**** Records provided

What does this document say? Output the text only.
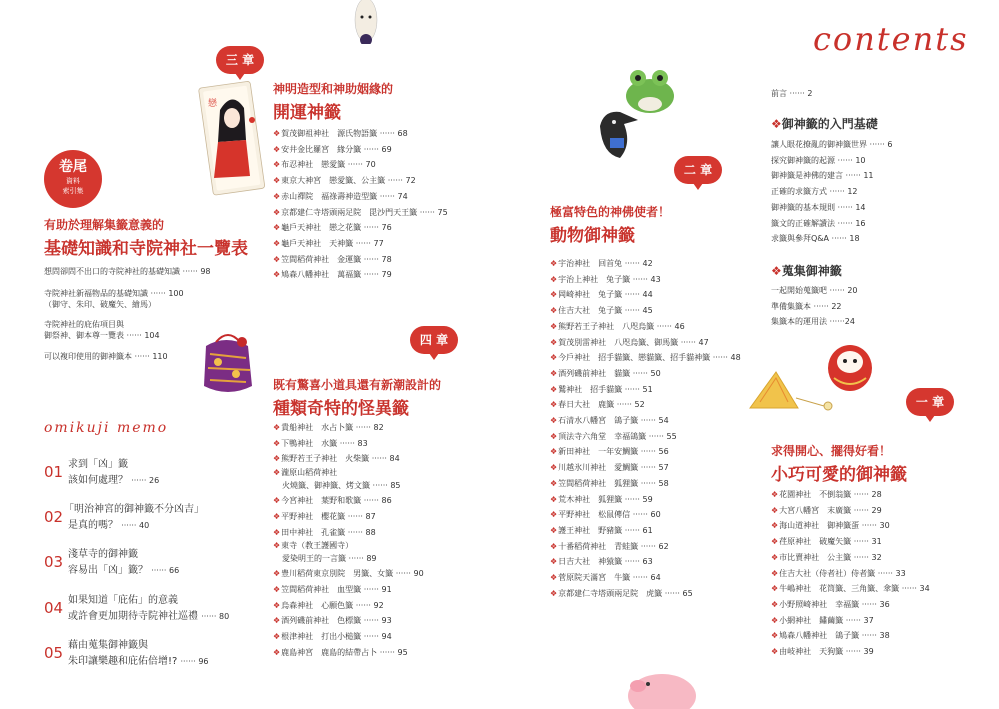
戀
contents
前言 ······ 2
❖御神籤的入門基礎
讓人眼花撩亂的御神籤世界 ······ 6
探究御神籤的起源 ······ 10
御神籤是神佛的建言 ······ 11
正確的求籤方式 ······ 12
御神籤的基本規則 ······ 14
籤文的正確解讀法 ······ 16
求籤與參拜Q&A ······ 18
❖蒐集御神籤
一起開始蒐籤吧 ······ 20
準備集籤本 ······ 22
集籤本的運用法 ······24
卷尾
資料
索引集
有助於理解集籤意義的
基礎知識和寺院神社一覽表
想問卻問不出口的寺院神社的基礎知識 ······ 98
寺院神社新福物品的基礎知識 ······ 100
（御守、朱印、破魔矢、繪馬）
寺院神社的庇佑項目與
御祭神、御本尊一覽表 ······ 104
可以複印使用的御神籤本 ······ 110
omikuji memo
01 求到「凶」籤
該如何處理？ ······ 26
02 「明治神宮的御神籤不分凶吉」
是真的嗎？ ······ 40
03 淺草寺的御神籤
容易出「凶」籤？ ······ 66
04 如果知道「庇佑」的意義
或許會更加期待寺院神社巡禮 ······ 80
05 藉由蒐集御神籤與
朱印讓樂趣和庇佑倍增!? ······ 96
三 章
神明造型和神助姻緣的
開運神籤
❖賀茂御祖神社　源氏物語籤 ······ 68
❖安井金比羅宮　緣分籤 ······ 69
❖布忍神社　戀愛籤 ······ 70
❖東京大神宮　戀愛籤、公主籤 ······ 72
❖赤山禪院　福祿壽神造型籤 ······ 74
❖京都建仁寺塔頭兩足院　毘沙門天王籤 ······ 75
❖龜戶天神社　戀之花籤 ······ 76
❖龜戶天神社　天神籤 ······ 77
❖笠間稻荷神社　金運籤 ······ 78
❖鳩森八幡神社　萬福籤 ······ 79
四 章
既有驚喜小道具還有新潮設計的
種類奇特的怪異籤
❖貴船神社　水占卜籤 ······ 82
❖下鴨神社　水籤 ······ 83
❖熊野若王子神社　火柴籤 ······ 84
❖瀧原山稻荷神社
火燒籤、御神籤、烤文籤 ······ 85
❖今宮神社　葉野和歌籤 ······ 86
❖平野神社　櫻花籤 ······ 87
❖田中神社　孔雀籤 ······ 88
❖東寺（教王護國寺）
愛染明王的一言籤 ······ 89
❖豊川稻荷東京別院　男籤、女籤 ······ 90
❖笠間稻荷神社　血型籤 ······ 91
❖烏森神社　心願色籤 ······ 92
❖酒列磯前神社　色標籤 ······ 93
❖根津神社　打出小槌籤 ······ 94
❖鹿島神宮　鹿島的結帶占卜 ······ 95
二 章
極富特色的神佛使者！
動物御神籤
❖宇治神社　回首兔 ······ 42
❖宇治上神社　兔子籤 ······ 43
❖岡崎神社　兔子籤 ······ 44
❖住吉大社　兔子籤 ······ 45
❖熊野若王子神社　八咫烏籤 ······ 46
❖賀茂別雷神社　八咫烏籤、御馬籤 ······ 47
❖今戶神社　招手貓籤、戀貓籤、招手貓神籤 ······ 48
❖酒列磯前神社　貓籤 ······ 50
❖鷲神社　招手貓籤 ······ 51
❖春日大社　鹿籤 ······ 52
❖石清水八幡宮　鴿子籤 ······ 54
❖頂法寺六角堂　幸福鴿籤 ······ 55
❖新田神社　一年安鯛籤 ······ 56
❖川越氷川神社　愛鯛籤 ······ 57
❖笠間稻荷神社　狐狸籤 ······ 58
❖荒木神社　狐狸籤 ······ 59
❖平野神社　松鼠傳信 ······ 60
❖護王神社　野豬籤 ······ 61
❖十番稻荷神社　青蛙籤 ······ 62
❖日吉大社　神猿籤 ······ 63
❖菅原院天滿宮　牛籤 ······ 64
❖京都建仁寺塔頭兩足院　虎籤 ······ 65
一 章
求得開心、擺得好看！
小巧可愛的御神籤
❖花園神社　不倒翁籤 ······ 28
❖大宮八幡宮　末廣籤 ······ 29
❖海山道神社　御神籤蛋 ······ 30
❖荏原神社　破魔矢籤 ······ 31
❖市比賣神社　公主籤 ······ 32
❖住吉大社（侍者社）侍者籤 ······ 33
❖牛嶋神社　花筒籤、三角籤、傘籤 ······ 34
❖小野照崎神社　幸福籤 ······ 36
❖小網神社　鏽繭籤 ······ 37
❖鳩森八幡神社　鴿子籤 ······ 38
❖由岐神社　天狗籤 ······ 39
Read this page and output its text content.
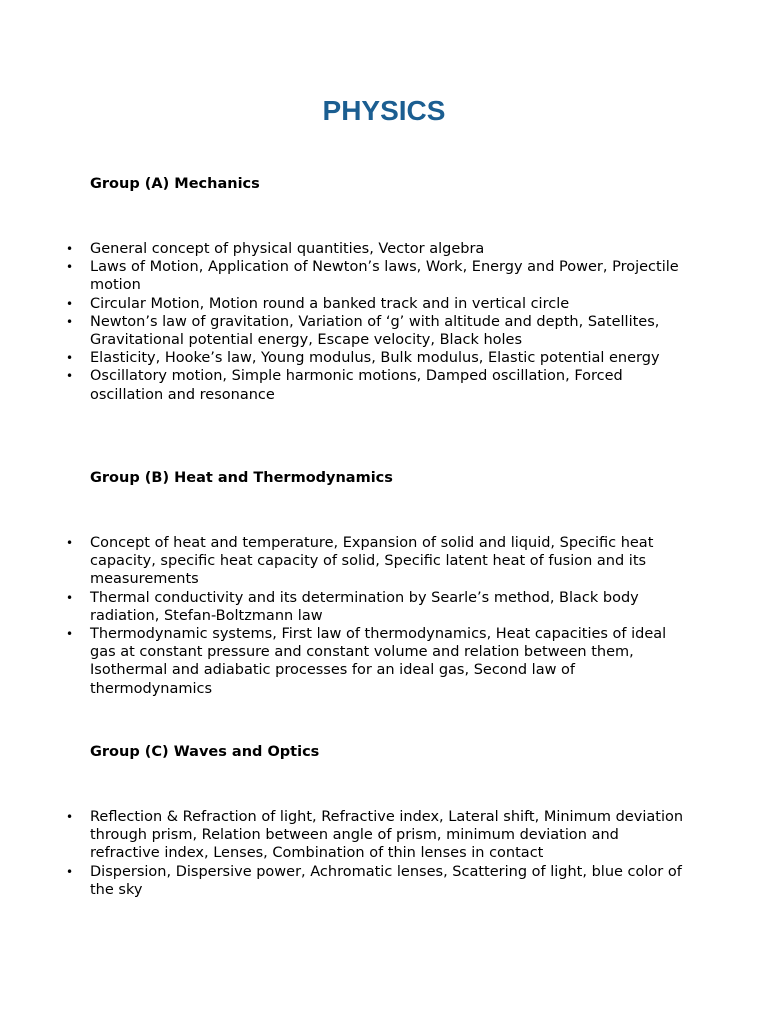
PHYSICS
Group (A) Mechanics
• General concept of physical quantities, Vector algebra
• Laws of Motion, Application of Newton’s laws, Work, Energy and Power, Projectile motion
• Circular Motion, Motion round a banked track and in vertical circle
• Newton’s law of gravitation, Variation of ‘g’ with altitude and depth, Satellites, Gravitational potential energy, Escape velocity, Black holes
• Elasticity, Hooke’s law, Young modulus, Bulk modulus, Elastic potential energy
• Oscillatory motion, Simple harmonic motions, Damped oscillation, Forced oscillation and resonance
Group (B) Heat and Thermodynamics
• Concept of heat and temperature, Expansion of solid and liquid, Specific heat capacity, specific heat capacity of solid, Specific latent heat of fusion and its measurements
• Thermal conductivity and its determination by Searle’s method, Black body radiation, Stefan-Boltzmann law
• Thermodynamic systems, First law of thermodynamics, Heat capacities of ideal gas at constant pressure and constant volume and relation between them, Isothermal and adiabatic processes for an ideal gas, Second law of thermodynamics
Group (C) Waves and Optics
• Reflection & Refraction of light, Refractive index, Lateral shift, Minimum deviation through prism, Relation between angle of prism, minimum deviation and refractive index, Lenses, Combination of thin lenses in contact
• Dispersion, Dispersive power, Achromatic lenses, Scattering of light, blue color of the sky
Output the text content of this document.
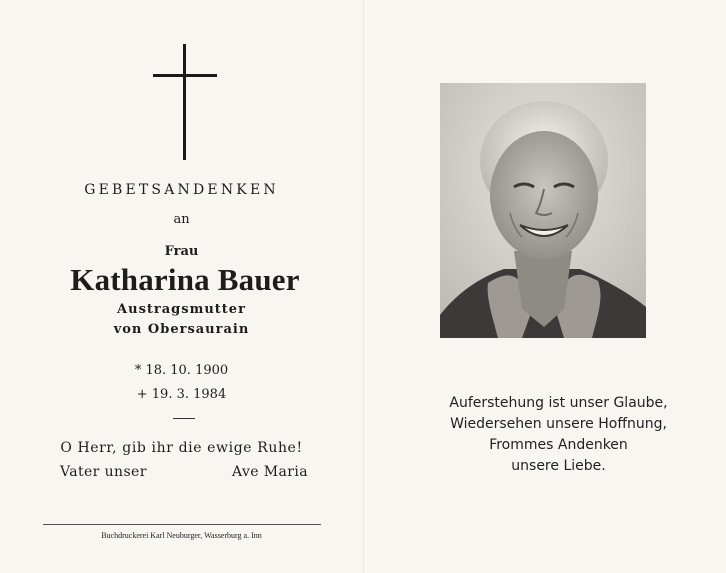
GEBETSANDENKEN
an
Frau
Katharina Bauer
Austragsmutter
von Obersaurain
* 18. 10. 1900
+ 19. 3. 1984
O Herr, gib ihr die ewige Ruhe!
Vater unser	Ave Maria
Buchdruckerei Karl Neuburger, Wasserburg a. Inn
Auferstehung ist unser Glaube,
Wiedersehen unsere Hoffnung,
Frommes Andenken
unsere Liebe.
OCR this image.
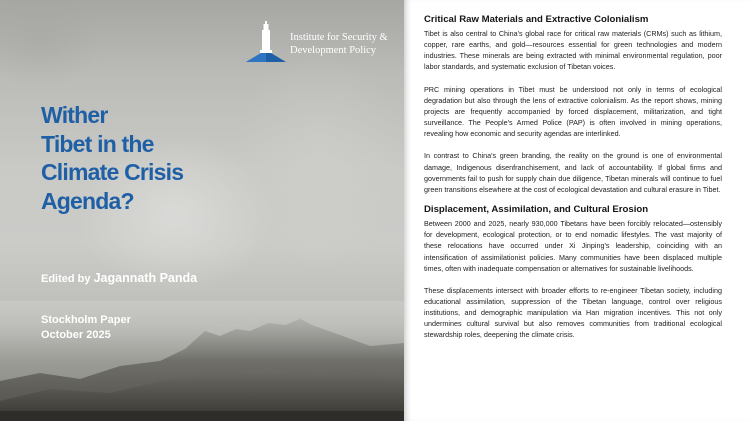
Institute for Security &
Development Policy
Wither
Tibet in the
Climate Crisis
Agenda?
Edited by Jagannath Panda
Stockholm Paper
October 2025
Critical Raw Materials and Extractive Colonialism

Tibet is also central to China's global race for critical raw materials (CRMs) such as lithium, copper, rare earths, and gold—resources essential for green technologies and modern industries. These minerals are being extracted with minimal environmental regulation, poor labor standards, and systematic exclusion of Tibetan voices.

PRC mining operations in Tibet must be understood not only in terms of ecological degradation but also through the lens of extractive colonialism. As the report shows, mining projects are frequently accompanied by forced displacement, militarization, and tight surveillance. The People's Armed Police (PAP) is often involved in mining operations, revealing how economic and security agendas are interlinked.

In contrast to China's green branding, the reality on the ground is one of environmental damage, Indigenous disenfranchisement, and lack of accountability. If global firms and governments fail to push for supply chain due diligence, Tibetan minerals will continue to fuel green transitions elsewhere at the cost of ecological devastation and cultural erasure in Tibet.

Displacement, Assimilation, and Cultural Erosion

Between 2000 and 2025, nearly 930,000 Tibetans have been forcibly relocated—ostensibly for development, ecological protection, or to end nomadic lifestyles. The vast majority of these relocations have occurred under Xi Jinping's leadership, coinciding with an intensification of assimilationist policies. Many communities have been displaced multiple times, often with inadequate compensation or alternatives for sustainable livelihoods.

These displacements intersect with broader efforts to re-engineer Tibetan society, including educational assimilation, suppression of the Tibetan language, control over religious institutions, and demographic manipulation via Han migration incentives. This not only undermines cultural survival but also removes communities from traditional ecological stewardship roles, deepening the climate crisis.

********

Set task: Track down every line of the material containing the string "often", and copy it.

The solution:
PRC mining operations in Tibet must be understood not only in terms of ecological degradation but also through the lens of extractive colonialism. As the report shows, mining projects are frequently accompanied by forced displacement, militarization, and tight surveillance. The People's Armed Police (PAP) is often involved in mining operations, revealing how economic and security agendas are interlinked.
Between 2000 and 2025, nearly 930,000 Tibetans have been forcibly relocated—ostensibly for development, ecological protection, or to end nomadic lifestyles. The vast majority of these relocations have occurred under Xi Jinping's leadership, coinciding with an intensification of assimilationist policies. Many communities have been displaced multiple times, often with inadequate compensation or alternatives for sustainable livelihoods.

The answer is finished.